CONSEGNE -
• A. Trascrivi parola per parola il passo del resoconto sul Chimpyfest che va da "Point. Click. Grind." fino a "compresi, apprezza parecchio." compreso.
• B. Prosegui il resoconto sul Chimpyfest a partire dal punto in cui si interrompe.

BRANO DI LETTURA -
────────

A cura di Luca Pessina
It’s always time to grind. Lo sanno bene gli avventori del Chimpyfest, nuovo evento dell’estate londinese giunto quest’anno alla seconda edizione. Nato sia per saziare la fame di sonorità ultra-violente dei suoi stessi organizzatori, sia per dare a coloro incapacitati ad andare all’estero una piccola alternativa ai vari Obscene Extreme e Bloodshed Fest, il Chimpyfest è una maratona grind/hardcore/death metal di ben tre serate che quest’anno si è svolta presso il capiente The Dome, locale situato a nord della popolare zona di Camden Town. Vari esponenti dell’underground britannico si sono mescolati con alcuni ospiti stranieri, andando a formare un cartellone indubbiamente piuttosto uniforme, ma ricco di piccoli highlight per tutti gli appassionati di velocità folli ed estremismi di ogni sorta. Un’affluenza discreta e un’ottima organizzazione interna hanno offerto una cornice adeguata all’happening, anche se per il futuro ci si aspetta maggiore coinvolgimento da parte dei fan locali, a tratti surclassati nel numero da frotte di grind freak arrivati dal nord del paese, dove questi generi godono di grande popolarità nel circuito underground. Per motivi di lavoro o anche solo per andare a rifocillarci (si sa quanto può durare un concerto grindcore, no?) non siamo purtroppo riusciti a seguire le esibizioni di ogni singolo gruppo nel bill, ma di seguito troverete comunque il resoconto di gran parte del festival, che speriamo possa avere un seguito altrettanto divertente nel 2014.
Point. Click. Grind.
MARESVIN
Il primo gruppo che riusciamo a seguire nella serata di venerdì è quello dei Märesvin, quartetto danese originario di Copenhagen (a.k.a. Kill-Town). I Nostri sembrano usciti dalla più lurida delle case occupate e le sonorità che vanno a proporre rispecchiano in pieno il loro look. Nonostante possano contare su un batterista indubbiamente tecnico, i Märesvin puntano su un grindcore/crust/thrash di indiscutibile ignoranza, che alterna in maniera repentina uptempo di caos totale e rallentamenti claudicanti che inneggiano al pogo nel pit. Impossibile discernere i pezzi o trovare elementi particolarmente distintivi nel sound, ma il pubblico, noi compresi, apprezza parecchio.

────────

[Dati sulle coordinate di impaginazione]
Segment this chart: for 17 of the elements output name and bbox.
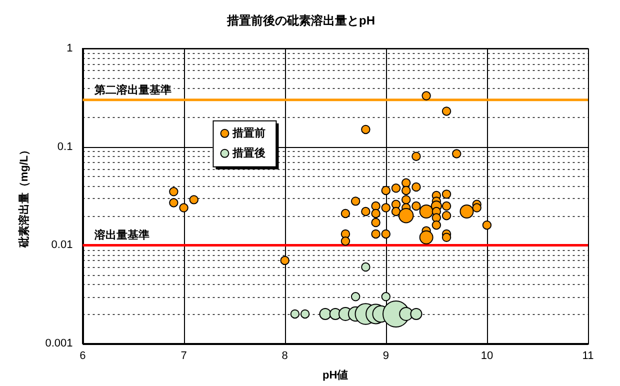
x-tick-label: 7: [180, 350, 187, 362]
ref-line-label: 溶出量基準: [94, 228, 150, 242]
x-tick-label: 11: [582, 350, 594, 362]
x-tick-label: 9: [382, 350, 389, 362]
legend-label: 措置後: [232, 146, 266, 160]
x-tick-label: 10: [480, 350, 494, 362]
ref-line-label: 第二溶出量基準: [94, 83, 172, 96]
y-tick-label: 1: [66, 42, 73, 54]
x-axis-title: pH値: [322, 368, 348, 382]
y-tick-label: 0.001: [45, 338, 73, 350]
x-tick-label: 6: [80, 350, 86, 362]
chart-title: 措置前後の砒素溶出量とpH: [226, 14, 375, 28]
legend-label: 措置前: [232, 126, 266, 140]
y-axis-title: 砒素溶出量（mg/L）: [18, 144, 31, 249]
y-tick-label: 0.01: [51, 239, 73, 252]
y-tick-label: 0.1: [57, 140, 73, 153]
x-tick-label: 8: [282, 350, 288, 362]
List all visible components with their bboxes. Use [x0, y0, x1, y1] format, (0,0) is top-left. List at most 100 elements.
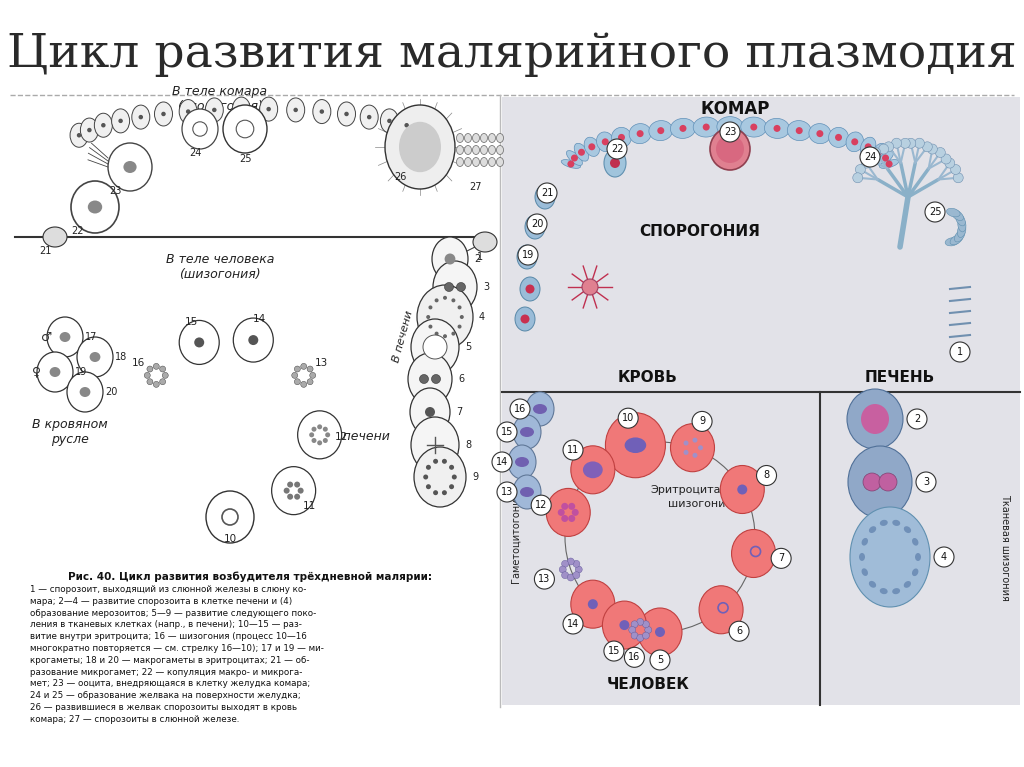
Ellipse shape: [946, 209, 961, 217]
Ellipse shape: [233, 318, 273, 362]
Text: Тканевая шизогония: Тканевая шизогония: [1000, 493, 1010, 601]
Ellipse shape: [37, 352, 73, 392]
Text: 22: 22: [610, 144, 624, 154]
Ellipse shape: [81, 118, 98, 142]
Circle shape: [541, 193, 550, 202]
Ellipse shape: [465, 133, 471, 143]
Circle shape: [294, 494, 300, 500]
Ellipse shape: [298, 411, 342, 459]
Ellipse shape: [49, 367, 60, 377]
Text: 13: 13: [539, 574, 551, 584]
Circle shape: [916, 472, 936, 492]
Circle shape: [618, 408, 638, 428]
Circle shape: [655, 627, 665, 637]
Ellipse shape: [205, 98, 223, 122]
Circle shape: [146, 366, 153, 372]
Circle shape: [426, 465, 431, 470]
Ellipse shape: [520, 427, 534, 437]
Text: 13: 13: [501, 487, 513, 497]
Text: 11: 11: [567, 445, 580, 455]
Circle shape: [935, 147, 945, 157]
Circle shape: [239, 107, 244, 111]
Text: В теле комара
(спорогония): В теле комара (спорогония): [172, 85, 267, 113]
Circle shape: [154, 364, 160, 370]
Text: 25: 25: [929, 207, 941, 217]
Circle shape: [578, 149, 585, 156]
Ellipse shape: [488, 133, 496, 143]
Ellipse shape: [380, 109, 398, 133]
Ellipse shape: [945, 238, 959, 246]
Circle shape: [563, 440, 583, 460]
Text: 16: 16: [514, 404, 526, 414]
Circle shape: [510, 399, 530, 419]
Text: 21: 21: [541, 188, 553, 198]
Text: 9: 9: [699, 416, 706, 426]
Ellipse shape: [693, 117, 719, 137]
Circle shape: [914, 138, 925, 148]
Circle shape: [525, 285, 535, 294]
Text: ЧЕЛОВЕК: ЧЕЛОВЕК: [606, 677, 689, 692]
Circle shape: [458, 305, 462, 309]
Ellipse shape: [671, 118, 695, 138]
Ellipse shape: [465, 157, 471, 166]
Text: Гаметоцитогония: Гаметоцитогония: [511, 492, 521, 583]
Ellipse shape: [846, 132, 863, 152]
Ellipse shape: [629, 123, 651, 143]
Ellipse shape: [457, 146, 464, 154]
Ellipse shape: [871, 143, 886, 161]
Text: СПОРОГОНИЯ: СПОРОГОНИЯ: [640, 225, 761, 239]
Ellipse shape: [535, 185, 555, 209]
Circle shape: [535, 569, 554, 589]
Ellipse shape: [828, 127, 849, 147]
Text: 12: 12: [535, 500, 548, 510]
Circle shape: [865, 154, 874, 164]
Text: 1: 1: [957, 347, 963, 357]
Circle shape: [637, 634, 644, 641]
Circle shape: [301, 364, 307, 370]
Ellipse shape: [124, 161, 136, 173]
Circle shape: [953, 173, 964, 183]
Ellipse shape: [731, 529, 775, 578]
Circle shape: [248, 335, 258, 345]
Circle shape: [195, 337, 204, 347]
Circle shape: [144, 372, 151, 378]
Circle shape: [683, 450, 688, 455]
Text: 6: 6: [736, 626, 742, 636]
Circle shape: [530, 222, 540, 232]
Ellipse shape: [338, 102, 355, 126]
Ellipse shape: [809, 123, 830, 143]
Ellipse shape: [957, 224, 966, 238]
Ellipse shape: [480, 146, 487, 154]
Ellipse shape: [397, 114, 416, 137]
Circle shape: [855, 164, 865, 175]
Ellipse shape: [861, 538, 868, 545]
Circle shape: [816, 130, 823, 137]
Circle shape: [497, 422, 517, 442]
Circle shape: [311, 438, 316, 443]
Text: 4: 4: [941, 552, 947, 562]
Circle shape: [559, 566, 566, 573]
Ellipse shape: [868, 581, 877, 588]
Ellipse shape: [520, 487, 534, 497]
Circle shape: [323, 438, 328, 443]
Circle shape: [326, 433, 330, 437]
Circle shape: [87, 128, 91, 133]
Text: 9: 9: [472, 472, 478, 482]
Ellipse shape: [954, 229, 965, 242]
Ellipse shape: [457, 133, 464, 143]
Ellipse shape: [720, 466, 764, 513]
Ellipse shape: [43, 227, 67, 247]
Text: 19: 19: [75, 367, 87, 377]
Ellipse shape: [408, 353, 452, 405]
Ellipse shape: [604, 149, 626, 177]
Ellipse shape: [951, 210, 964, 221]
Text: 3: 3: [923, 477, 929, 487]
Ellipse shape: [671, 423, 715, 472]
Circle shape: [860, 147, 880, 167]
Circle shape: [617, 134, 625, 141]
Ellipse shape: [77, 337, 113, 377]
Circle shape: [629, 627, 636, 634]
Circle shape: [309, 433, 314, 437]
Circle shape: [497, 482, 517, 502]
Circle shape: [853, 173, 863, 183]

────────

SOLUZIONI -
• A.
Point. Click. Grind.
MARESVIN
Il primo gruppo che riusciamo a seguire nella serata di venerdì è quello dei Märesvin, quartetto danese originario di Copenhagen (a.k.a. Kill-Town). I Nostri sembrano usciti dalla più lurida delle case occupate e le sonorità che vanno a proporre rispecchiano in pieno il loro look. Nonostante possano contare su un batterista indubbiamente tecnico, i Märesvin puntano su un grindcore/crust/thrash di indiscutibile ignoranza, che alterna in maniera repentina uptempo di caos totale e rallentamenti claudicanti che inneggiano al pogo nel pit. Impossibile discernere i pezzi o trovare elementi particolarmente distintivi nel sound, ma il pubblico, noi compresi, apprezza parecchio.

• B.
CHIENS
Si sale ulteriormente di livello con i Chiens, realtà francese fautrice di un grind/powerviolence serratissimo. Ancora più difficile in questo caso distinguere i brani, ma i Nostri possono contare su dei suoni davvero ben calibrati e suonano con una precisione tale da riuscire a far passare in secondo piano l’assenza di cambi di tempo rilevanti e di varietà in generale. Il frontman Jubs, nello specifico, riesce a catturare l’attenzione con dei salti continui e una presenza scenica carismatica, ma è tutto il gruppo a girare alla perfezione e a rendersi protagonista di un set intenso, conciso e dolorosissimo. Blitzkrieg!
CAPTAIN CLEANOFF
Non vediamo i Captain Cleanoff su un palco dai tempi del Maryland Deathfest 2010, quindi ci lasciamo con estremo piacere investire dal grindcore degli australiani, fermi a livello di full-length al più che convincente “Symphonies of Slackness” (2008), ma protagonisti quest’anno di un paio di split EP. A questo punto la sala registra il massimo dell’affluenza e, dal canto suo, la band pare beneficiare del colpo d’occhio, tirando fuori dal cilindro la performance che tutti si aspettavano. Le soluzioni groove e thrash insite nel sound dei ragazzi elevano il tiro e l’impatto generale, ma tanti grind freak non aspettano altro che le consuete scariche di blast-beat, che ovviamente i Nostri elargiscono in abbondanza. Tecnicamente un filo più caotici dei Chiens, ma, al tempo stesso, più dinamici e con una serie di “hit” maggiore, i Captain Cleanoff mantengono vivo il trend della serata e regalano il concerto (sin qui) più riuscito dell’evento.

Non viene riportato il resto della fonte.